### Directive:
Track down every line below that holds "January" and copy it.

### Recorded data:
^^^^^^^^^^^^^^^^

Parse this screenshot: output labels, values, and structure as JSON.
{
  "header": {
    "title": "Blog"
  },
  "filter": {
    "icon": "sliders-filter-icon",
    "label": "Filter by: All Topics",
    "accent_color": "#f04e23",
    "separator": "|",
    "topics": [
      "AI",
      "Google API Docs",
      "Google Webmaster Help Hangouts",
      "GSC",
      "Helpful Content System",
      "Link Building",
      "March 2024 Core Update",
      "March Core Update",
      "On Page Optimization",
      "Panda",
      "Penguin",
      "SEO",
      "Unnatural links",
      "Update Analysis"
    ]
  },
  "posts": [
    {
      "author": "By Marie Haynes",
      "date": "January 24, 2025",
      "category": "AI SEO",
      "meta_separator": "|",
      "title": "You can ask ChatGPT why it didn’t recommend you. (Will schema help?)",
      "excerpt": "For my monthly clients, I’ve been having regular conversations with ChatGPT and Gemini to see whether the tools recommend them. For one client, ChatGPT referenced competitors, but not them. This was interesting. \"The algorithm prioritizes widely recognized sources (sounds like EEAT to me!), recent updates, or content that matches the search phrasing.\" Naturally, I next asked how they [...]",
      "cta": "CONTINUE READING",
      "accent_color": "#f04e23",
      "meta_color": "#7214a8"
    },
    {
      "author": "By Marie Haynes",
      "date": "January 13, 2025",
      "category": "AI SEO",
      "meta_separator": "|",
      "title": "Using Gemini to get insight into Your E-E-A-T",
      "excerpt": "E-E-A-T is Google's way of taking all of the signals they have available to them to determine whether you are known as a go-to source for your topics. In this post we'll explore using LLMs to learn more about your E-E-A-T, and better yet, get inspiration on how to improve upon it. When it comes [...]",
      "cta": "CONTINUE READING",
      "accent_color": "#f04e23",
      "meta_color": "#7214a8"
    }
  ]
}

^^^^^^^^^^^^^^^^

### Result of this task:
      "date": "January 24, 2025",
      "date": "January 13, 2025",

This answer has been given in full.